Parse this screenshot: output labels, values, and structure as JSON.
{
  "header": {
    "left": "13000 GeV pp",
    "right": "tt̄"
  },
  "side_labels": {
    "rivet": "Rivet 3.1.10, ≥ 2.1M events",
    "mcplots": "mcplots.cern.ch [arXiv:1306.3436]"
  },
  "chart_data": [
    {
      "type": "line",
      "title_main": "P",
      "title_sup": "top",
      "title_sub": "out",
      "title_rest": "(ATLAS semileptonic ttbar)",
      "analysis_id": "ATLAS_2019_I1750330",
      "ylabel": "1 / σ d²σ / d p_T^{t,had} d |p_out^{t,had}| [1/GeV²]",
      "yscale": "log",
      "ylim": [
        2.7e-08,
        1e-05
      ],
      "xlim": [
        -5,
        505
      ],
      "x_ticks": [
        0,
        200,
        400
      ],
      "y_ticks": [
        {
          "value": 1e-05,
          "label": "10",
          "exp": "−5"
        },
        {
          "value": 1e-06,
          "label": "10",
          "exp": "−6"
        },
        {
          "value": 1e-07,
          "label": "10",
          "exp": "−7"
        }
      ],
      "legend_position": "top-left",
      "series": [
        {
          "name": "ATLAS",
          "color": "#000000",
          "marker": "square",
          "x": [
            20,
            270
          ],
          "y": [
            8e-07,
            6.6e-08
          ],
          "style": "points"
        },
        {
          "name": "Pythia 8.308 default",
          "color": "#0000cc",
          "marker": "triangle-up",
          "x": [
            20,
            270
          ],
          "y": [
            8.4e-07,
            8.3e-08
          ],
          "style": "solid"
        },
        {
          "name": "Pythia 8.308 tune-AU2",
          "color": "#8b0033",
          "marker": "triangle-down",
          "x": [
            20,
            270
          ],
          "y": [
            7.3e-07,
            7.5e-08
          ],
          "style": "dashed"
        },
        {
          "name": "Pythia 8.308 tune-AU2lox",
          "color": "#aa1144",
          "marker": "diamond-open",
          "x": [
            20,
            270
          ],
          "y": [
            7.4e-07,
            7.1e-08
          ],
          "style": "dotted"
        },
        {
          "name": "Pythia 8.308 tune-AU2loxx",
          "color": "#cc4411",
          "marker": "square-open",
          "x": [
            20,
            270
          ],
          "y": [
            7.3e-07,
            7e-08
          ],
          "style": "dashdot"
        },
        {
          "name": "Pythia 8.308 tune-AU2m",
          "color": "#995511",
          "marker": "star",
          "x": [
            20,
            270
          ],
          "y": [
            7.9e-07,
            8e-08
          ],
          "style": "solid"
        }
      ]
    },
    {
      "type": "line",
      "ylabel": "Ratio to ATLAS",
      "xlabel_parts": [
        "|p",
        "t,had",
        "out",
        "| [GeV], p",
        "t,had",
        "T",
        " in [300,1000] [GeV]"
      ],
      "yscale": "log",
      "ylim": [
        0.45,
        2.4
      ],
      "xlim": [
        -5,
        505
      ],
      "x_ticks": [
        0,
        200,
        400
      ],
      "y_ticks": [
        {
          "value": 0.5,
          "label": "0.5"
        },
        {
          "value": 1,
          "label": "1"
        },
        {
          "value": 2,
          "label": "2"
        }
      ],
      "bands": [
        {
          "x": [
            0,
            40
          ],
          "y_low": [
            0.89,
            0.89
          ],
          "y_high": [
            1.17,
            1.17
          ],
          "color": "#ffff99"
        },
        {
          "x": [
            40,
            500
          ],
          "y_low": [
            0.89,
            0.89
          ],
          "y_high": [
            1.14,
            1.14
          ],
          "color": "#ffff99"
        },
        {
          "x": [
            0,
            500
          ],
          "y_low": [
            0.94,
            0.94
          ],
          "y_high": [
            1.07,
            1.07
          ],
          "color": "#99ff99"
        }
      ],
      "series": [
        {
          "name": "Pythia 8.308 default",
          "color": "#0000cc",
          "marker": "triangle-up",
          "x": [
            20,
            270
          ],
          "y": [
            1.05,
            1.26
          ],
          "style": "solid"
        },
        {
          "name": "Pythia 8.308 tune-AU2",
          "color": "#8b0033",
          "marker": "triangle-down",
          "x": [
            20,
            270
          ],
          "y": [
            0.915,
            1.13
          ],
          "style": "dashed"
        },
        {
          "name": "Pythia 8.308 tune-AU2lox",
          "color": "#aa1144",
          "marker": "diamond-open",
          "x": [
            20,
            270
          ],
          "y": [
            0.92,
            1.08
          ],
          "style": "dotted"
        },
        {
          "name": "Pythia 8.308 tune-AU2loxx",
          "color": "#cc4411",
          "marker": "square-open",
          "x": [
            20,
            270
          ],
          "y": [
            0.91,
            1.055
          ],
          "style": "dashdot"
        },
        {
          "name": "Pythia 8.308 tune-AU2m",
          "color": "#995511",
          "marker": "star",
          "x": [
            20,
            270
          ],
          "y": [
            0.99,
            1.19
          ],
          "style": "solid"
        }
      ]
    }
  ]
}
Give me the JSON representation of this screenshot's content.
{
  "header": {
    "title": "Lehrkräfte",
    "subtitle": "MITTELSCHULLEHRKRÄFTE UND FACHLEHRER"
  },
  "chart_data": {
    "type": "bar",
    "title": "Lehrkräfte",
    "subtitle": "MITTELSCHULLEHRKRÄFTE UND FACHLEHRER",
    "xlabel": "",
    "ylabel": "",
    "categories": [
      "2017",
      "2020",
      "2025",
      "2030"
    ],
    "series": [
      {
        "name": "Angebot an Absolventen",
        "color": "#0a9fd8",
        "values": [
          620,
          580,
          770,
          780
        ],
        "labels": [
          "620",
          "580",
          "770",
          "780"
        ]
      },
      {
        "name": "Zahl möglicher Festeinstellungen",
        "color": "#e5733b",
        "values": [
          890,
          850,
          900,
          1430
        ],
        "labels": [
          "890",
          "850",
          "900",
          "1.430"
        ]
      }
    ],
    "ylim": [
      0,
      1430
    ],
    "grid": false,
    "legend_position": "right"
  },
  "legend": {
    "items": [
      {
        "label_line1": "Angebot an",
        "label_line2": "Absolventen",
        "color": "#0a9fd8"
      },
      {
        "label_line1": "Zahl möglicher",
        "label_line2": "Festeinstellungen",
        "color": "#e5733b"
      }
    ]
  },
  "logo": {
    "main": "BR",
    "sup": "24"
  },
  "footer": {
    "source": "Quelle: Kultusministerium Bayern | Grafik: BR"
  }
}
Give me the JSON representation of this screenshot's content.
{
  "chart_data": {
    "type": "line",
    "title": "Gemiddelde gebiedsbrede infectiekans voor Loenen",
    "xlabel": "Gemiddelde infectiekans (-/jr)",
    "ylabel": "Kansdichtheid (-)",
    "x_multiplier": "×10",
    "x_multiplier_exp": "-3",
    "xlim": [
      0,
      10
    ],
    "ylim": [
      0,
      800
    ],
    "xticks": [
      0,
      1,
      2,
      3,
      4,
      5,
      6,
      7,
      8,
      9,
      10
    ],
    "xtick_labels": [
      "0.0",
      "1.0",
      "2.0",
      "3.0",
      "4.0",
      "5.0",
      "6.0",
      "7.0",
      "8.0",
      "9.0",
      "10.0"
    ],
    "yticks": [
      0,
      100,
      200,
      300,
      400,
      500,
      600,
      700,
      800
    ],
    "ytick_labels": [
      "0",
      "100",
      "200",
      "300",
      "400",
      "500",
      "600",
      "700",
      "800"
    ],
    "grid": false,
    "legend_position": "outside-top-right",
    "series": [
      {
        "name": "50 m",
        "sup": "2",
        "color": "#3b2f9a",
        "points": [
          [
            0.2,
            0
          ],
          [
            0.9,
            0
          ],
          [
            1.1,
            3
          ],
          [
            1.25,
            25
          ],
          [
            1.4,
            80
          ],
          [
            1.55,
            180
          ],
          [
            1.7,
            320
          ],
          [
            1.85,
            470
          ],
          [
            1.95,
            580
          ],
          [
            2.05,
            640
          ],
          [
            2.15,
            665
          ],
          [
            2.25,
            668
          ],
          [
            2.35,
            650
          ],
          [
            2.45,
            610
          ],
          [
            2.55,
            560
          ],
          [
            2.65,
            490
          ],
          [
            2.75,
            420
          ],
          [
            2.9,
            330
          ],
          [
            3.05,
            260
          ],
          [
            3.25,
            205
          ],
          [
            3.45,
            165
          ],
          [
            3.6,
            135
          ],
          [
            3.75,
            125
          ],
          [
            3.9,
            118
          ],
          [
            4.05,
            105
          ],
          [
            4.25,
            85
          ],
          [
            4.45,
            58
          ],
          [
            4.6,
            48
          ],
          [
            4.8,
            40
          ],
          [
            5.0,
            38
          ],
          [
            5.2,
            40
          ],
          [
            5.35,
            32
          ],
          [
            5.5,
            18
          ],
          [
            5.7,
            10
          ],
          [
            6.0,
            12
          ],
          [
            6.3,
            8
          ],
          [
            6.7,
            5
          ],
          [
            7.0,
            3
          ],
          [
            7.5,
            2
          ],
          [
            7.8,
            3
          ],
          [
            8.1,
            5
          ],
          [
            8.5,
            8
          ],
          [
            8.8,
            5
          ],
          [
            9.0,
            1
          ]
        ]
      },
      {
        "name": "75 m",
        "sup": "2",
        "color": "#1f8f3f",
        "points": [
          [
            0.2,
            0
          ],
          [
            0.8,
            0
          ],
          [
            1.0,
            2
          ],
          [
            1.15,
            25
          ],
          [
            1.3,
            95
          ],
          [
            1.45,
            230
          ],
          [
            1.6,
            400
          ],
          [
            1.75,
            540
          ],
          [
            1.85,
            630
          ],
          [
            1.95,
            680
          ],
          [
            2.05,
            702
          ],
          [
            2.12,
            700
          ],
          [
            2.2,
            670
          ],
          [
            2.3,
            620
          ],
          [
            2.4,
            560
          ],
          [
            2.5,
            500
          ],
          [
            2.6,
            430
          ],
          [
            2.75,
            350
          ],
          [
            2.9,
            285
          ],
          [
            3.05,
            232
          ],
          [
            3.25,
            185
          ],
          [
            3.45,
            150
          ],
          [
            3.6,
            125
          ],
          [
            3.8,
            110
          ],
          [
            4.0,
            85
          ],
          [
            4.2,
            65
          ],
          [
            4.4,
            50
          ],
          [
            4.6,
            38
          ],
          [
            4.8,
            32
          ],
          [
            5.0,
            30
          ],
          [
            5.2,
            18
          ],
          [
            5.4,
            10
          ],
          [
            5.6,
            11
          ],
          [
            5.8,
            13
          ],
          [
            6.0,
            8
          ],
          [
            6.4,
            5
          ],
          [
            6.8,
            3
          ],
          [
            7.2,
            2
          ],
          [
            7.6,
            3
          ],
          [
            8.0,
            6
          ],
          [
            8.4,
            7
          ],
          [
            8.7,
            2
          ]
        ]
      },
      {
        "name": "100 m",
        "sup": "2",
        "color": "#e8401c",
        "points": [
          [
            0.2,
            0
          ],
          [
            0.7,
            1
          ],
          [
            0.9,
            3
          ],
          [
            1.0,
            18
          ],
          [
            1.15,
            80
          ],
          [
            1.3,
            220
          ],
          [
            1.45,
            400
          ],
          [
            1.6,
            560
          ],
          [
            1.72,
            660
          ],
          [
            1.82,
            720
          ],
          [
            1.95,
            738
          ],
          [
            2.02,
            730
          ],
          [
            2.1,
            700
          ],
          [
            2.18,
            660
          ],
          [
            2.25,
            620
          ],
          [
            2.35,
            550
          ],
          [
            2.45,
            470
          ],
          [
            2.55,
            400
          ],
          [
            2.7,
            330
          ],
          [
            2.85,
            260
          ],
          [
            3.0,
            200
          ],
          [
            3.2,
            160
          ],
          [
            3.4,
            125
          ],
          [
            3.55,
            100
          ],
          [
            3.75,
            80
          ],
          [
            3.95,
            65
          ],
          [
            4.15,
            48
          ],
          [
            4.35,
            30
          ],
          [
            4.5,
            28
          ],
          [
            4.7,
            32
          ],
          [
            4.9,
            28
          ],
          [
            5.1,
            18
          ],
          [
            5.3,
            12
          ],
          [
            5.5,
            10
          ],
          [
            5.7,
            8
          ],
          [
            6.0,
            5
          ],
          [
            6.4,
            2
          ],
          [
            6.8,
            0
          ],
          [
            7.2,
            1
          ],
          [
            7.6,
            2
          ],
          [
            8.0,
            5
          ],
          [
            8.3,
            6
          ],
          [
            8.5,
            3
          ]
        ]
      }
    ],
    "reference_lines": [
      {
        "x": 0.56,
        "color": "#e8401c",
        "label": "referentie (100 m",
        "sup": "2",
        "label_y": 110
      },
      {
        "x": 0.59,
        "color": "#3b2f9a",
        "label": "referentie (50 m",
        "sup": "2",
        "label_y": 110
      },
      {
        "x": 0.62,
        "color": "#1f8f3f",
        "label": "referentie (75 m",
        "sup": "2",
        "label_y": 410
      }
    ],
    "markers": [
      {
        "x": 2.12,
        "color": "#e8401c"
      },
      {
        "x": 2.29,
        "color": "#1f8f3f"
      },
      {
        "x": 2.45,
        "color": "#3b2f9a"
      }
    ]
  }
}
===
Output nothing but the number of lines in the data containing the string "right".

*RESULT OF THE EXERCISE:* 3